(Stored items from a collection)
########

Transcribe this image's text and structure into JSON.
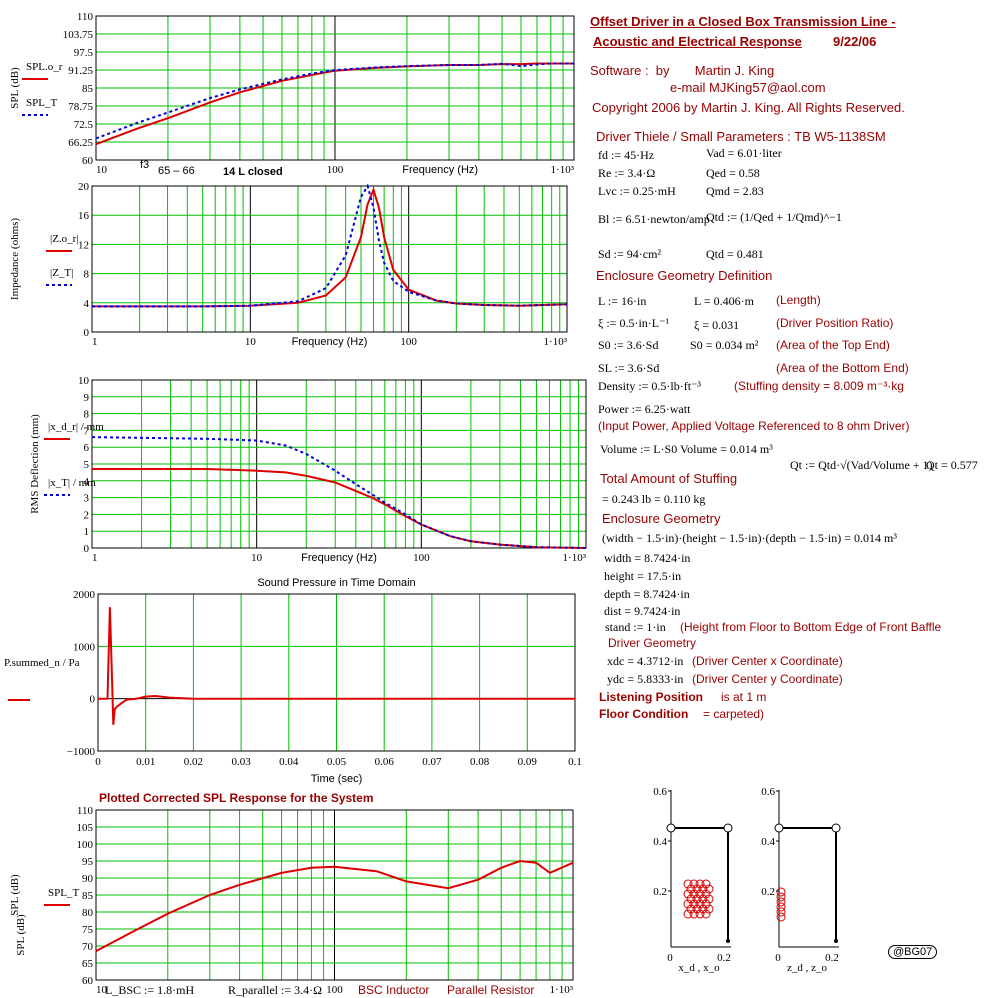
{
  "colors": {
    "grid": "#00c000",
    "red": "#dd0000",
    "blue": "#0000dd",
    "header": "#990000",
    "text": "#000000"
  },
  "chart_data": [
    {
      "type": "line",
      "ylabel": "SPL (dB)",
      "legend": [
        "SPL.o_r",
        "SPL_T"
      ],
      "xlim": [
        10,
        1000
      ],
      "xscale": "log",
      "ylim": [
        60,
        110
      ],
      "yticks": [
        "110",
        "103.75",
        "97.5",
        "91.25",
        "85",
        "78.75",
        "72.5",
        "66.25",
        "60"
      ],
      "xticks": [
        "10",
        "100",
        "1·10^3"
      ],
      "xlabel": "Frequency (Hz)",
      "note_f3": "f3",
      "note_range": "65 – 66",
      "note_box": "14 L closed",
      "x": [
        10,
        15,
        20,
        30,
        40,
        60,
        80,
        100,
        150,
        200,
        300,
        400,
        500,
        600,
        700,
        800,
        1000
      ],
      "series": [
        {
          "name": "SPL.o_r",
          "color": "red",
          "values": [
            65.5,
            71,
            74.5,
            80,
            83.5,
            87.5,
            89.5,
            91,
            92,
            92.5,
            93,
            93,
            93.3,
            93.3,
            93.5,
            93.5,
            93.5
          ]
        },
        {
          "name": "SPL_T",
          "color": "blue",
          "values": [
            67.5,
            73,
            76.5,
            81.5,
            84.5,
            88,
            90,
            91.2,
            92.2,
            92.6,
            93,
            93,
            93.4,
            92.6,
            93.2,
            93.5,
            93.5
          ]
        }
      ]
    },
    {
      "type": "line",
      "ylabel": "Impedance (ohms)",
      "legend": [
        "|Z.o_r|",
        "|Z_T|"
      ],
      "xlim": [
        1,
        1000
      ],
      "xscale": "log",
      "ylim": [
        0,
        20
      ],
      "yticks": [
        "20",
        "16",
        "12",
        "8",
        "4",
        "0"
      ],
      "xticks": [
        "1",
        "10",
        "100",
        "1·10^3"
      ],
      "xlabel": "Frequency (Hz)",
      "x": [
        1,
        5,
        10,
        20,
        30,
        40,
        50,
        55,
        60,
        65,
        70,
        80,
        100,
        150,
        200,
        300,
        500,
        1000
      ],
      "series": [
        {
          "name": "|Z.o_r|",
          "color": "red",
          "values": [
            3.5,
            3.5,
            3.6,
            4.0,
            5.0,
            7.5,
            13,
            17.5,
            19.5,
            17,
            13,
            8.5,
            5.8,
            4.3,
            3.9,
            3.7,
            3.6,
            3.8
          ]
        },
        {
          "name": "|Z_T|",
          "color": "blue",
          "values": [
            3.5,
            3.5,
            3.6,
            4.2,
            6,
            10.5,
            18.5,
            20,
            17,
            12.5,
            9.5,
            7,
            5.5,
            4.3,
            3.9,
            3.7,
            3.6,
            3.8
          ]
        }
      ]
    },
    {
      "type": "line",
      "ylabel": "RMS Deflection (mm)",
      "legend": [
        "|x_d_r| / mm",
        "|x_T| / mm"
      ],
      "xlim": [
        1,
        1000
      ],
      "xscale": "log",
      "ylim": [
        0,
        10
      ],
      "yticks": [
        "10",
        "9",
        "8",
        "7",
        "6",
        "5",
        "4",
        "3",
        "2",
        "1",
        "0"
      ],
      "xticks": [
        "1",
        "10",
        "100",
        "1·10^3"
      ],
      "xlabel": "Frequency (Hz)",
      "x": [
        1,
        5,
        10,
        15,
        20,
        30,
        40,
        50,
        60,
        80,
        100,
        150,
        200,
        300,
        500,
        1000
      ],
      "series": [
        {
          "name": "|x_d_r|",
          "color": "red",
          "values": [
            4.7,
            4.7,
            4.6,
            4.5,
            4.3,
            3.9,
            3.4,
            3.0,
            2.6,
            1.9,
            1.4,
            0.7,
            0.4,
            0.2,
            0.05,
            0.0
          ]
        },
        {
          "name": "|x_T|",
          "color": "blue",
          "values": [
            6.6,
            6.5,
            6.4,
            6.1,
            5.6,
            4.6,
            3.8,
            3.2,
            2.7,
            2.0,
            1.4,
            0.7,
            0.4,
            0.2,
            0.05,
            0.0
          ]
        }
      ]
    },
    {
      "type": "line",
      "title": "Sound Pressure in Time Domain",
      "ylabel": "P.summed_n / Pa",
      "xlim": [
        0,
        0.1
      ],
      "ylim": [
        -1000,
        2000
      ],
      "yticks": [
        "2000",
        "1000",
        "0",
        "−1000"
      ],
      "xticks": [
        "0",
        "0.01",
        "0.02",
        "0.03",
        "0.04",
        "0.05",
        "0.06",
        "0.07",
        "0.08",
        "0.09",
        "0.1"
      ],
      "xlabel": "Time (sec)",
      "x": [
        0,
        0.0015,
        0.002,
        0.0025,
        0.003,
        0.0032,
        0.0035,
        0.004,
        0.005,
        0.006,
        0.008,
        0.01,
        0.012,
        0.015,
        0.02,
        0.1
      ],
      "series": [
        {
          "name": "P.summed_n",
          "color": "red",
          "values": [
            0,
            0,
            0,
            1750,
            200,
            -500,
            -200,
            -150,
            -80,
            -20,
            0,
            40,
            50,
            20,
            0,
            0
          ]
        }
      ]
    },
    {
      "type": "line",
      "title": "Plotted Corrected SPL Response for the System",
      "ylabel": "SPL (dB)",
      "legend": [
        "SPL_T"
      ],
      "xlim": [
        10,
        1000
      ],
      "xscale": "log",
      "ylim": [
        60,
        110
      ],
      "yticks": [
        "110",
        "105",
        "100",
        "95",
        "90",
        "85",
        "80",
        "75",
        "70",
        "65",
        "60"
      ],
      "xticks": [
        "10",
        "100",
        "1·10^3"
      ],
      "x": [
        10,
        15,
        20,
        30,
        40,
        60,
        80,
        100,
        150,
        200,
        300,
        400,
        500,
        600,
        700,
        800,
        1000
      ],
      "series": [
        {
          "name": "SPL_T",
          "color": "red",
          "values": [
            68.5,
            75,
            79.5,
            85,
            88,
            91.5,
            93,
            93.3,
            92,
            89,
            87,
            89.5,
            93,
            95,
            94.5,
            91.5,
            94.5
          ]
        }
      ]
    }
  ],
  "bottom_labels": {
    "lbsc": "L_BSC := 1.8·mH",
    "rpar": "R_parallel := 3.4·Ω",
    "bsc": "BSC Inductor",
    "pr": "Parallel Resistor"
  },
  "doc": {
    "title1": "Offset Driver in a Closed Box Transmission Line -",
    "title2": "Acoustic and Electrical Response",
    "date": "9/22/06",
    "software": "Software :  by       Martin J. King",
    "email": "e-mail  MJKing57@aol.com",
    "copyright": "Copyright 2006 by Martin J. King. All Rights Reserved.",
    "ts_head": "Driver Thiele / Small Parameters : TB W5-1138SM",
    "fd": "fd := 45·Hz",
    "vad": "Vad = 6.01·liter",
    "re": "Re := 3.4·Ω",
    "qed": "Qed = 0.58",
    "lvc": "Lvc := 0.25·mH",
    "qmd": "Qmd = 2.83",
    "bl": "Bl := 6.51·newton/amp",
    "qtd": "Qtd := (1/Qed + 1/Qmd)^−1",
    "sd": "Sd := 94·cm²",
    "qtdv": "Qtd = 0.481",
    "geo_head": "Enclosure Geometry Definition",
    "L": "L := 16·in",
    "Lm": "L = 0.406·m",
    "Lt": "(Length)",
    "xi": "ξ := 0.5·in·L⁻¹",
    "xiv": "ξ = 0.031",
    "xit": "(Driver Position Ratio)",
    "s0": "S0 := 3.6·Sd",
    "s0v": "S0 = 0.034 m²",
    "s0t": "(Area of the Top End)",
    "sl": "SL := 3.6·Sd",
    "slt": "(Area of the Bottom End)",
    "dens": "Density := 0.5·lb·ft⁻³",
    "denst": "(Stuffing density    = 8.009 m⁻³·kg",
    "power": "Power := 6.25·watt",
    "powert": "(Input Power, Applied Voltage Referenced to 8 ohm Driver)",
    "vol": "Volume := L·S0   Volume = 0.014 m³",
    "qt": "Qt := Qtd·√(Vad/Volume + 1)",
    "qtv": "Qt = 0.577",
    "stuff_head": "Total Amount of Stuffing",
    "stuff": "= 0.243 lb   = 0.110 kg",
    "encl_head": "Enclosure Geometry",
    "eq": "(width − 1.5·in)·(height − 1.5·in)·(depth − 1.5·in) = 0.014 m³",
    "width": "width = 8.7424·in",
    "height": "height = 17.5·in",
    "depth": "depth = 8.7424·in",
    "dist": "dist = 9.7424·in",
    "stand": "stand := 1·in",
    "standt": "(Height from Floor to Bottom Edge of Front Baffle",
    "drv_head": "Driver Geometry",
    "xdc": "xdc = 4.3712·in",
    "xdct": "(Driver Center x Coordinate)",
    "ydc": "ydc = 5.8333·in",
    "ydct": "(Driver Center y Coordinate)",
    "lp": "Listening Position",
    "lpv": "is at 1 m",
    "fc": "Floor Condition",
    "fcv": "= carpeted)"
  },
  "geom": {
    "yticks": [
      "0.6",
      "0.4",
      "0.2"
    ],
    "x0": "0",
    "x1": "0.2",
    "xlabel1": "x_d , x_o",
    "xlabel2": "z_d , z_o",
    "badge": "@BG07"
  }
}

########

Find every line above that contains the word "Response", and return each one.

      "title": "Plotted Corrected SPL Response for the System",
    "title2": "Acoustic and Electrical Response",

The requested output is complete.